▸ **Set task**
Return every line of the data below that includes the string "time".
#### Record list
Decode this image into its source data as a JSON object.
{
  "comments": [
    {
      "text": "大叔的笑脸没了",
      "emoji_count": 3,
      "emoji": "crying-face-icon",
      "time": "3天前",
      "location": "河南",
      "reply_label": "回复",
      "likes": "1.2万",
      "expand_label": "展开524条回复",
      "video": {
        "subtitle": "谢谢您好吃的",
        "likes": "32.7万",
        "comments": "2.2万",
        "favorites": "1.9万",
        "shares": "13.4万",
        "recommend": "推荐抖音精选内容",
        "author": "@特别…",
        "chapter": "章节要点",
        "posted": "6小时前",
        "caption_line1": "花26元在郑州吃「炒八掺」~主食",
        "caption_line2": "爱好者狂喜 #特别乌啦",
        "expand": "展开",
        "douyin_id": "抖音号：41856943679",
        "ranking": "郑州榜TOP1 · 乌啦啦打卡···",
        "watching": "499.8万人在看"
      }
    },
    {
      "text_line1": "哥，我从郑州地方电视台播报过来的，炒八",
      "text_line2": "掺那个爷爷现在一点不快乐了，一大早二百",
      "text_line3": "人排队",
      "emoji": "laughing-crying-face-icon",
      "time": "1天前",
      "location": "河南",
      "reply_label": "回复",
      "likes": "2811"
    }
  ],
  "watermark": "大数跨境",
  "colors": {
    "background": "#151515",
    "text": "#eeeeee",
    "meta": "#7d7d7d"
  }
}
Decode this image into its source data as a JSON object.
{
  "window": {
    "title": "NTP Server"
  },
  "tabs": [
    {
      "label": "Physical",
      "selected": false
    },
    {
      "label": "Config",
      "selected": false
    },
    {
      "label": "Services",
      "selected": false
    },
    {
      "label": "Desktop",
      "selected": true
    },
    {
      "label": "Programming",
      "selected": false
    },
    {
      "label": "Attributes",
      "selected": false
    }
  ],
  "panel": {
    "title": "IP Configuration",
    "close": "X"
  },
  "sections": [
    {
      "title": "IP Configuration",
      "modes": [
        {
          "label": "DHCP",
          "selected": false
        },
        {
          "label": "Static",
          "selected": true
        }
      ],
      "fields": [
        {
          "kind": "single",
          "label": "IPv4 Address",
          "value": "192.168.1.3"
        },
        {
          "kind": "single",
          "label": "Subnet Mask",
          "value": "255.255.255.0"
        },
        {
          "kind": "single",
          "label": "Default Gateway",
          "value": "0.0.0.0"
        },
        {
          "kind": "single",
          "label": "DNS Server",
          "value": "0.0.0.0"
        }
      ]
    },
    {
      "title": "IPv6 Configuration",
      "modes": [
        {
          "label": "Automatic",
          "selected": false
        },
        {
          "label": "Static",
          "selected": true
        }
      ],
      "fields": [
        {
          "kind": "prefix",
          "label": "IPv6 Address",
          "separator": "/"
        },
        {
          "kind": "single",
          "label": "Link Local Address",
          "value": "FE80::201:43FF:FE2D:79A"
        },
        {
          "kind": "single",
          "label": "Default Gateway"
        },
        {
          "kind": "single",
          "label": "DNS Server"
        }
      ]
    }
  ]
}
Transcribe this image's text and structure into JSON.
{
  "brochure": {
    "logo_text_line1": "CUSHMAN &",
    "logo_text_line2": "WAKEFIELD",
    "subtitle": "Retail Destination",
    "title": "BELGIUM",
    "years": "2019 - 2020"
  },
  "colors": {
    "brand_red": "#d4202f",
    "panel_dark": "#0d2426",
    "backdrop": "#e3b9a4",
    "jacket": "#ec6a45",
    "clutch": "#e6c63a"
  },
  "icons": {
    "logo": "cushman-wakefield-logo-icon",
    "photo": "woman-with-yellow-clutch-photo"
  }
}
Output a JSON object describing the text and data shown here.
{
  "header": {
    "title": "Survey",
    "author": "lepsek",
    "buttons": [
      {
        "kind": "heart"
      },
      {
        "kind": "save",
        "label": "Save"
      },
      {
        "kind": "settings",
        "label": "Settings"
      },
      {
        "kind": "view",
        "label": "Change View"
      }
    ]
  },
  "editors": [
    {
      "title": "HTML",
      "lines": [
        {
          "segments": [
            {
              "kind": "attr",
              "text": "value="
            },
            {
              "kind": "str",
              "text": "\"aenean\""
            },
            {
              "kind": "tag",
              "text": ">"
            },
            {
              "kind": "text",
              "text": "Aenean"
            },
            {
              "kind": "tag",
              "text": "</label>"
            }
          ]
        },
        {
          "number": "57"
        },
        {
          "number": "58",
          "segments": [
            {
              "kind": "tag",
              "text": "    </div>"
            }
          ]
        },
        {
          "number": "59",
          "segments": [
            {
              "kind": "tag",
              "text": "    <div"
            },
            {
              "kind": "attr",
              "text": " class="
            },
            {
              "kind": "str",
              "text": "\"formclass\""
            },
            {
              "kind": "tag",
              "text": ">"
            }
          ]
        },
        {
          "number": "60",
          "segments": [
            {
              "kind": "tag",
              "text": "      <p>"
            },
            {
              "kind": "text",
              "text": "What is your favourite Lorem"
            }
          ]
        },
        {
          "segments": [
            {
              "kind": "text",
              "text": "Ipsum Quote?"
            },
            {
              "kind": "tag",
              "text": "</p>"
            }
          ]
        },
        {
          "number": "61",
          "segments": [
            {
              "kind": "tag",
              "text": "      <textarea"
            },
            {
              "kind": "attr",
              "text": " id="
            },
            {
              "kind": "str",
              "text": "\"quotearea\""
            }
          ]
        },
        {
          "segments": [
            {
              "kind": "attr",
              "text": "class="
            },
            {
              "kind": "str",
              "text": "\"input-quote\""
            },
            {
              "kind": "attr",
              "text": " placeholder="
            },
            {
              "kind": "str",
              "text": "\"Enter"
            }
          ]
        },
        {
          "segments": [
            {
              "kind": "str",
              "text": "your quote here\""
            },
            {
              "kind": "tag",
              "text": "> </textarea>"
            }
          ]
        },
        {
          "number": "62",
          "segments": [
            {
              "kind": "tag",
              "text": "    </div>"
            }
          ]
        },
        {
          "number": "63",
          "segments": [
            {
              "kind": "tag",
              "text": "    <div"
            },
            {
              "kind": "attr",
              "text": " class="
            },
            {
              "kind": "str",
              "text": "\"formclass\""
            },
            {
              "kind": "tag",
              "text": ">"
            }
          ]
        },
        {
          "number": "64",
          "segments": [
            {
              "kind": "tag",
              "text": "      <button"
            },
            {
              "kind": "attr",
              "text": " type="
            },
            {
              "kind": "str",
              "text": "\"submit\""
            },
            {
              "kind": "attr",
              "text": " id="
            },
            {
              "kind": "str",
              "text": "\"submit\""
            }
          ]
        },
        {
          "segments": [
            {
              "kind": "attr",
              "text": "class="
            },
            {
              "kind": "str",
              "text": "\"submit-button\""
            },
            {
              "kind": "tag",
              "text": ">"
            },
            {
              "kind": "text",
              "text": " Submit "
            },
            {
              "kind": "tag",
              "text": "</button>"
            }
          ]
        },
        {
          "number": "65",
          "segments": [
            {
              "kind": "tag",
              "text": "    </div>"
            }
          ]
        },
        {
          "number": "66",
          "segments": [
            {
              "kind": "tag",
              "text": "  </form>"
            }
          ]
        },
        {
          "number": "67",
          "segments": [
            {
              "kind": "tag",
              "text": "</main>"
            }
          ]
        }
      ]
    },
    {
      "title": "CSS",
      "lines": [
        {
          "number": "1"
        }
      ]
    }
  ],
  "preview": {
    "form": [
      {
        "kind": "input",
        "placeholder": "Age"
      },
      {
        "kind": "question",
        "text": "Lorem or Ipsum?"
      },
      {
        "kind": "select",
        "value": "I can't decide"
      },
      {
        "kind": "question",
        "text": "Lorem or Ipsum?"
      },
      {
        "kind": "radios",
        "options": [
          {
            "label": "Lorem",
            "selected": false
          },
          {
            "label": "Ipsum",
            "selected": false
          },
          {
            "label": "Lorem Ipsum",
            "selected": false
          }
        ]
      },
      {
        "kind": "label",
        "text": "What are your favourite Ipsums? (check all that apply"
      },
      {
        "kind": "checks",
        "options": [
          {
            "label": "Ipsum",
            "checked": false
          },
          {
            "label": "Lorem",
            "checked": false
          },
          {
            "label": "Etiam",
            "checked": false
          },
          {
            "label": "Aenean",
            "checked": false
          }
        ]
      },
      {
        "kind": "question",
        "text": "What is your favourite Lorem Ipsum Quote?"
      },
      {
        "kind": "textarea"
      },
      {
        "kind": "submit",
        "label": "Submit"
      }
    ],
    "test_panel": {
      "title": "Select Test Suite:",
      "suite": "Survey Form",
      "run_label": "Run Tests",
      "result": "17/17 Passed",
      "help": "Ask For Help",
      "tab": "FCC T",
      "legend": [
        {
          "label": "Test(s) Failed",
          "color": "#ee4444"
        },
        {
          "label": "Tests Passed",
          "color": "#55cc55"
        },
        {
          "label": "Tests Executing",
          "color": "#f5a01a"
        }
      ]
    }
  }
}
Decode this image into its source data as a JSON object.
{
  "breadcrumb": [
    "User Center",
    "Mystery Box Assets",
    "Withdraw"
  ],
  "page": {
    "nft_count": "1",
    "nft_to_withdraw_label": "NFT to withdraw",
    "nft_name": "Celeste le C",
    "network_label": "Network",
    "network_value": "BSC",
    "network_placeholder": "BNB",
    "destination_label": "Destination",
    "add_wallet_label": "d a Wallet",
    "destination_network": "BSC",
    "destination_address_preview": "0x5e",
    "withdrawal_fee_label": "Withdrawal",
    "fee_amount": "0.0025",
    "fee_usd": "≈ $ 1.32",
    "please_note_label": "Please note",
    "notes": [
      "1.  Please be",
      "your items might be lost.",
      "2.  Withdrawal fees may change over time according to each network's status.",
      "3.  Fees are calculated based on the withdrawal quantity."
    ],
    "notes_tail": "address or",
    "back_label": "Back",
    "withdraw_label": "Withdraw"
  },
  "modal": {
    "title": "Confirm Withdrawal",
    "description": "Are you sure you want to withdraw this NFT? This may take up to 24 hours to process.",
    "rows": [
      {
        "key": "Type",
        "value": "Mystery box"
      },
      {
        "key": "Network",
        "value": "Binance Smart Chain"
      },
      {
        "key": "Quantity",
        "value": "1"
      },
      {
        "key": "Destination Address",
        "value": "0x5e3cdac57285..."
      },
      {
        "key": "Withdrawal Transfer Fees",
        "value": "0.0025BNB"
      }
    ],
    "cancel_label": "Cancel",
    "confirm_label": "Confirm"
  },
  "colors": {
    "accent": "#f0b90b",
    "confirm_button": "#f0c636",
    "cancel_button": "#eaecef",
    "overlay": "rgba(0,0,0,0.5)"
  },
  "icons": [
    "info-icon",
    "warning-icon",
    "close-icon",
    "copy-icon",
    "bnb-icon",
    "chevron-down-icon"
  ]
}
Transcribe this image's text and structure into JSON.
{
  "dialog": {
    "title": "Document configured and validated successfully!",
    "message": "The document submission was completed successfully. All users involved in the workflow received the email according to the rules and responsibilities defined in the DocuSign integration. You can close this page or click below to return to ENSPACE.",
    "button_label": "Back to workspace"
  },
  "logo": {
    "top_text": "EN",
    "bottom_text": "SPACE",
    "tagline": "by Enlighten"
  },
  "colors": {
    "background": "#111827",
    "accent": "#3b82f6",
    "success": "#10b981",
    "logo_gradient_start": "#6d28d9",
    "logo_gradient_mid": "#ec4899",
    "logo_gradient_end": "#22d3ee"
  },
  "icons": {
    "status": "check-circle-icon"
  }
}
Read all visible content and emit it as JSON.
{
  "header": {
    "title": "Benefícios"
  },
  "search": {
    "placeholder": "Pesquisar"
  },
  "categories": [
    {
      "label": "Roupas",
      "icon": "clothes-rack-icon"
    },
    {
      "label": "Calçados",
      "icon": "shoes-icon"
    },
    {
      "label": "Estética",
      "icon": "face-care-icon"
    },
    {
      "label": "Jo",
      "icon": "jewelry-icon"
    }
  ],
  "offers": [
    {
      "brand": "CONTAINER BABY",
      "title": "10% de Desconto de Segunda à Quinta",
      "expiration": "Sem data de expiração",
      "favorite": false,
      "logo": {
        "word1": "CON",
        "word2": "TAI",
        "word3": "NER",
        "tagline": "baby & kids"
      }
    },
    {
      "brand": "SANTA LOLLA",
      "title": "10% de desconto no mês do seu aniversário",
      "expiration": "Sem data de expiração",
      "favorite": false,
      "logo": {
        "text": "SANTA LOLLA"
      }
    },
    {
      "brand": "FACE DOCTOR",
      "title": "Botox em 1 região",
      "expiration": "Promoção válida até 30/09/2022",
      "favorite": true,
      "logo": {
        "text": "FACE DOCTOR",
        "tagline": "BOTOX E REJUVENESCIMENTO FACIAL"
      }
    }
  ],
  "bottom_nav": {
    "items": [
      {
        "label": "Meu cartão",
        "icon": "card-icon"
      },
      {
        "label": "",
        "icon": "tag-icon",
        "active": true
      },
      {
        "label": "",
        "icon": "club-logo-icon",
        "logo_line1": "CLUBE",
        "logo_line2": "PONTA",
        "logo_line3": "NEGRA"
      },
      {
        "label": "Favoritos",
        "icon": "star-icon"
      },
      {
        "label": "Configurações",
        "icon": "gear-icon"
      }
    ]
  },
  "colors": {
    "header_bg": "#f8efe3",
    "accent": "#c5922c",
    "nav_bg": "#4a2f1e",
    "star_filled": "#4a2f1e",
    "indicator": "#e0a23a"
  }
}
########
▸ **Answer for the task**
      "time": "3天前",
      "time": "1天前",
      "2.  Withdrawal fees may change over time according to each network's status.",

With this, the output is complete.